**Task statement:** Write out every entry exactly as given, but omit the pictures.

· · · · ·

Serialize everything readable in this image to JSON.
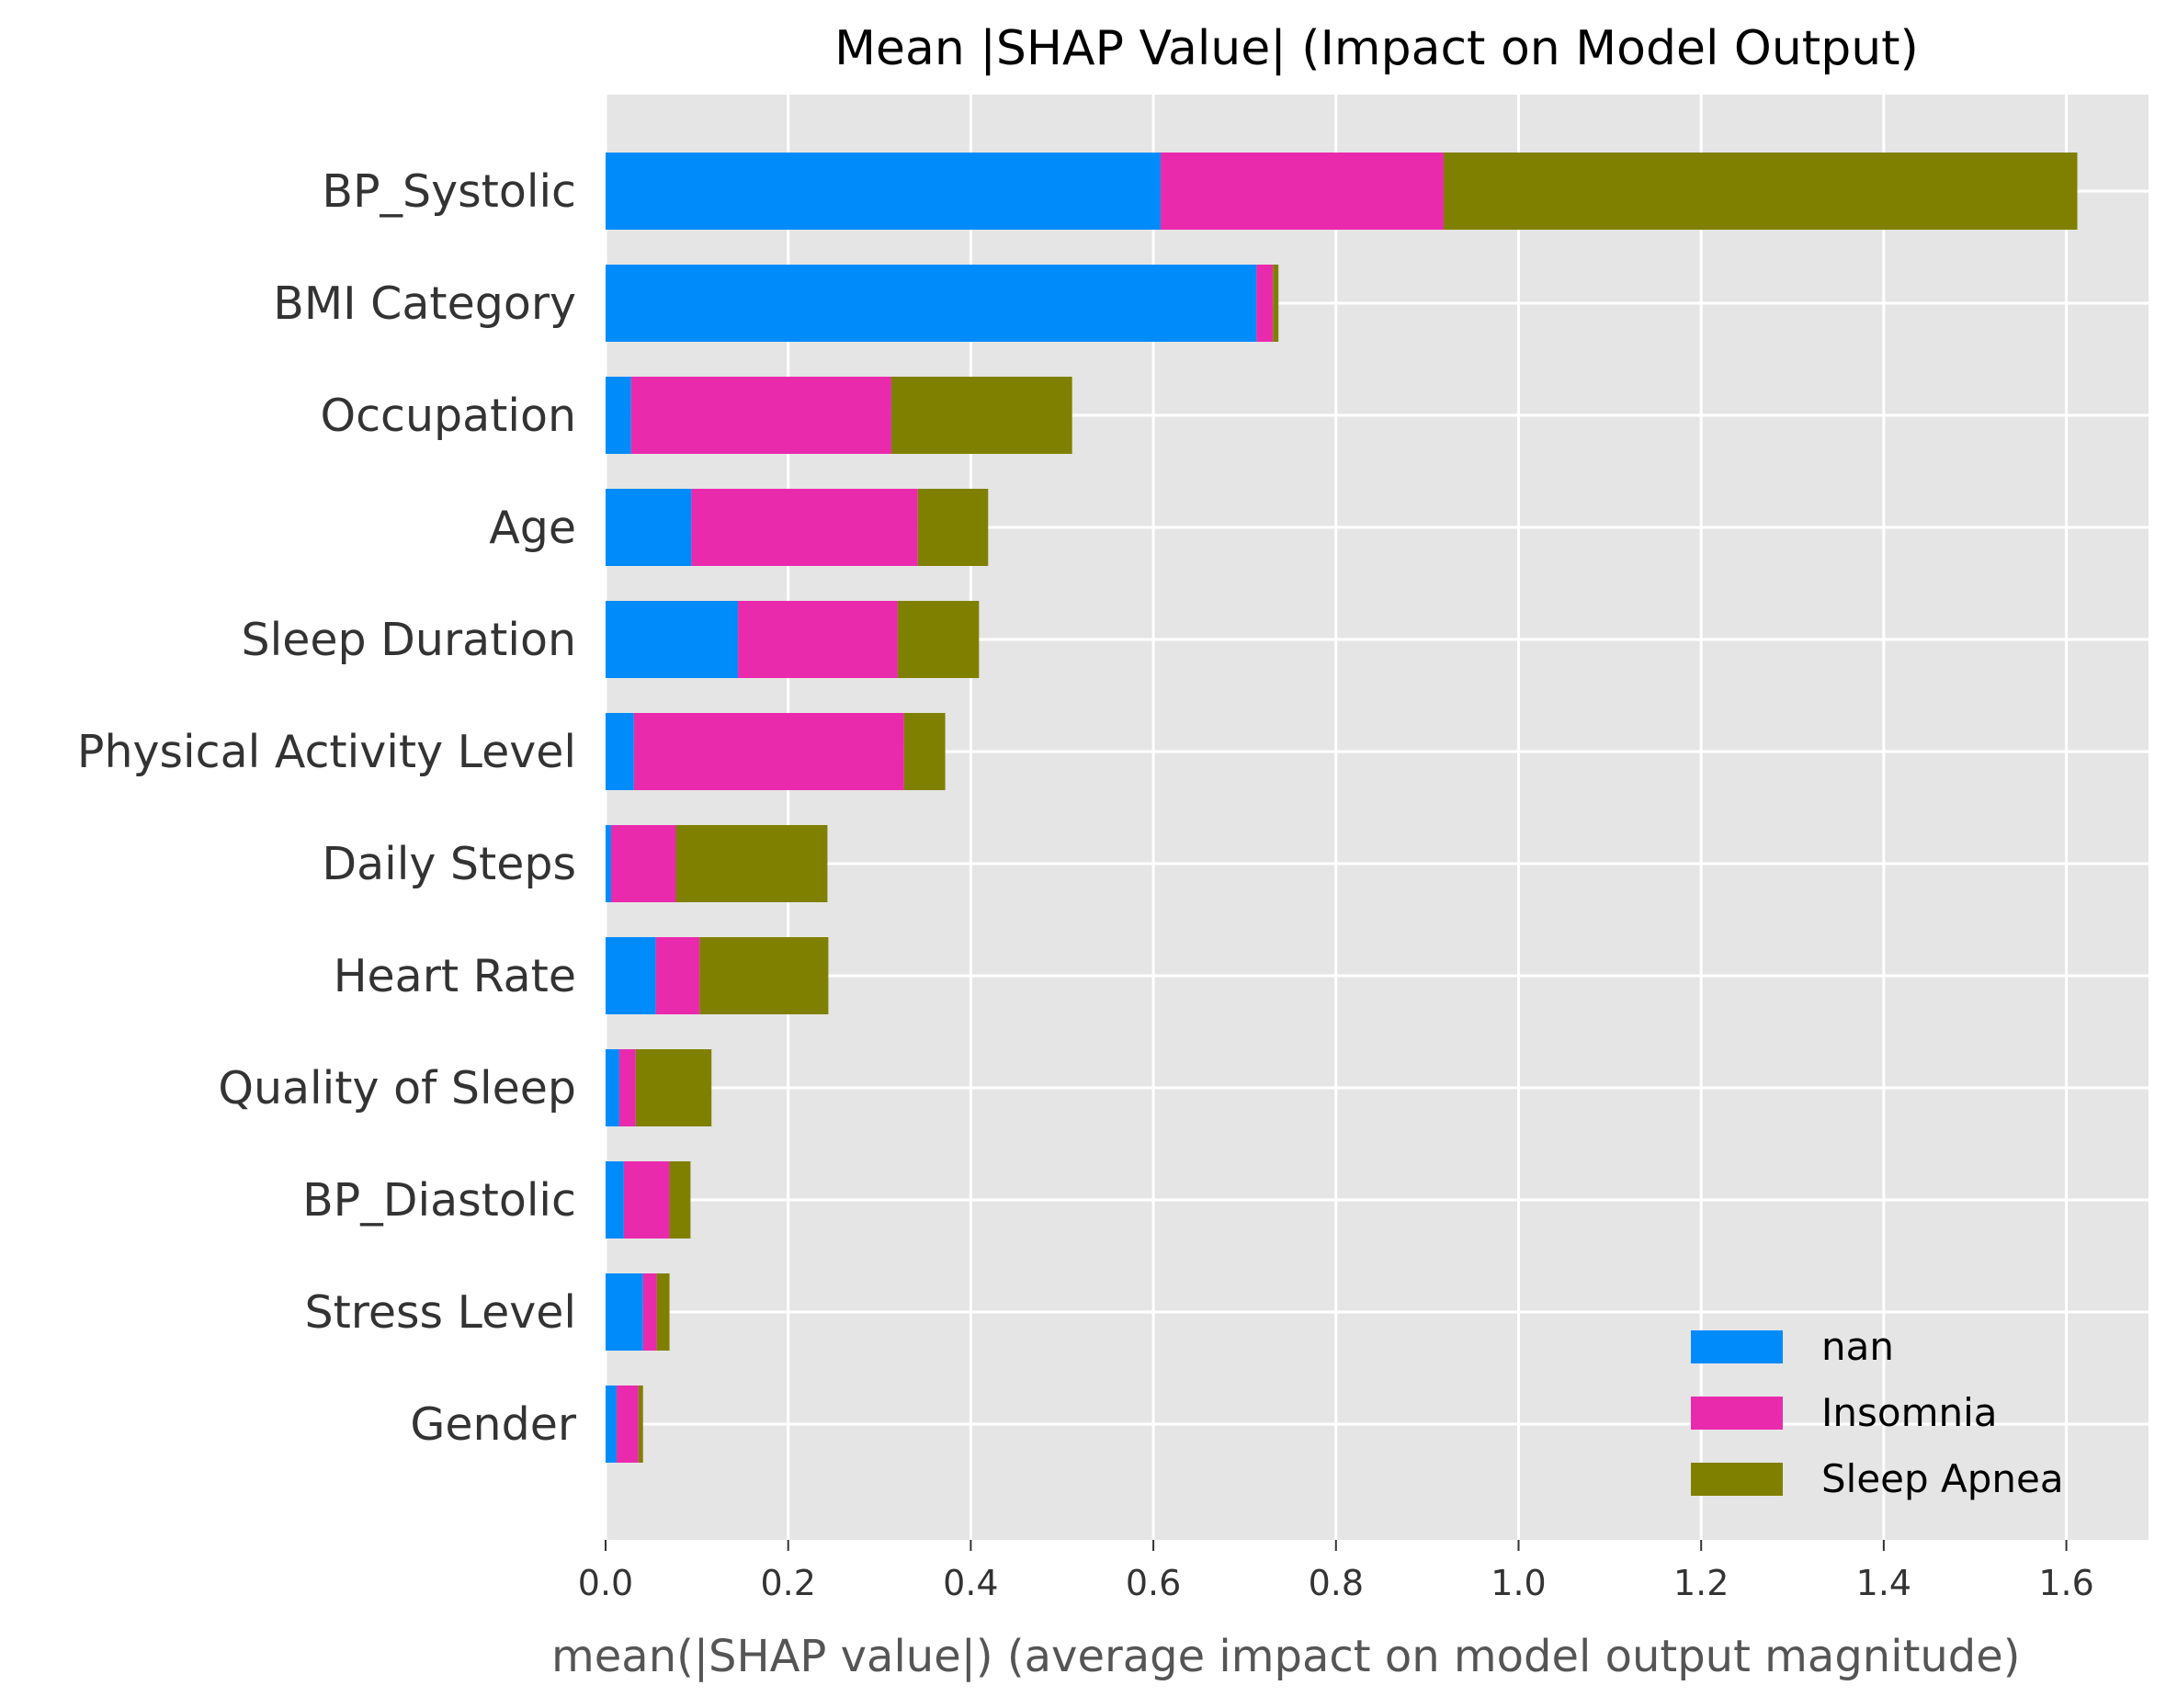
{
  "chart_data": {
    "type": "bar",
    "orientation": "horizontal",
    "stacked": true,
    "title": "Mean |SHAP Value| (Impact on Model Output)",
    "xlabel": "mean(|SHAP value|) (average impact on model output magnitude)",
    "ylabel": "",
    "xlim": [
      0,
      1.69
    ],
    "xticks": [
      "0.0",
      "0.2",
      "0.4",
      "0.6",
      "0.8",
      "1.0",
      "1.2",
      "1.4",
      "1.6"
    ],
    "categories": [
      "BP_Systolic",
      "BMI Category",
      "Occupation",
      "Age",
      "Sleep Duration",
      "Physical Activity Level",
      "Daily Steps",
      "Heart Rate",
      "Quality of Sleep",
      "BP_Diastolic",
      "Stress Level",
      "Gender"
    ],
    "series": [
      {
        "name": "nan",
        "color": "#008bfb",
        "values": [
          0.608,
          0.713,
          0.028,
          0.094,
          0.145,
          0.031,
          0.006,
          0.055,
          0.015,
          0.02,
          0.041,
          0.012
        ]
      },
      {
        "name": "Insomnia",
        "color": "#ea2aac",
        "values": [
          0.31,
          0.018,
          0.285,
          0.248,
          0.175,
          0.296,
          0.071,
          0.048,
          0.018,
          0.05,
          0.015,
          0.024
        ]
      },
      {
        "name": "Sleep Apnea",
        "color": "#808000",
        "values": [
          0.694,
          0.006,
          0.198,
          0.077,
          0.089,
          0.045,
          0.166,
          0.141,
          0.083,
          0.023,
          0.014,
          0.005
        ]
      }
    ],
    "grid": true,
    "background": "#e5e5e5",
    "legend_position": "lower-right"
  }
}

· · · · ·

**The result:**
Serialize everything readable in this image to JSON.
{
  "chart_data": {
    "type": "bar",
    "orientation": "horizontal",
    "stacked": true,
    "title": "Mean |SHAP Value| (Impact on Model Output)",
    "xlabel": "mean(|SHAP value|) (average impact on model output magnitude)",
    "ylabel": "",
    "xlim": [
      0,
      1.69
    ],
    "xticks": [
      "0.0",
      "0.2",
      "0.4",
      "0.6",
      "0.8",
      "1.0",
      "1.2",
      "1.4",
      "1.6"
    ],
    "categories": [
      "BP_Systolic",
      "BMI Category",
      "Occupation",
      "Age",
      "Sleep Duration",
      "Physical Activity Level",
      "Daily Steps",
      "Heart Rate",
      "Quality of Sleep",
      "BP_Diastolic",
      "Stress Level",
      "Gender"
    ],
    "series": [
      {
        "name": "nan",
        "color": "#008bfb",
        "values": [
          0.608,
          0.713,
          0.028,
          0.094,
          0.145,
          0.031,
          0.006,
          0.055,
          0.015,
          0.02,
          0.041,
          0.012
        ]
      },
      {
        "name": "Insomnia",
        "color": "#ea2aac",
        "values": [
          0.31,
          0.018,
          0.285,
          0.248,
          0.175,
          0.296,
          0.071,
          0.048,
          0.018,
          0.05,
          0.015,
          0.024
        ]
      },
      {
        "name": "Sleep Apnea",
        "color": "#808000",
        "values": [
          0.694,
          0.006,
          0.198,
          0.077,
          0.089,
          0.045,
          0.166,
          0.141,
          0.083,
          0.023,
          0.014,
          0.005
        ]
      }
    ],
    "grid": true,
    "background": "#e5e5e5",
    "legend_position": "lower-right"
  }
}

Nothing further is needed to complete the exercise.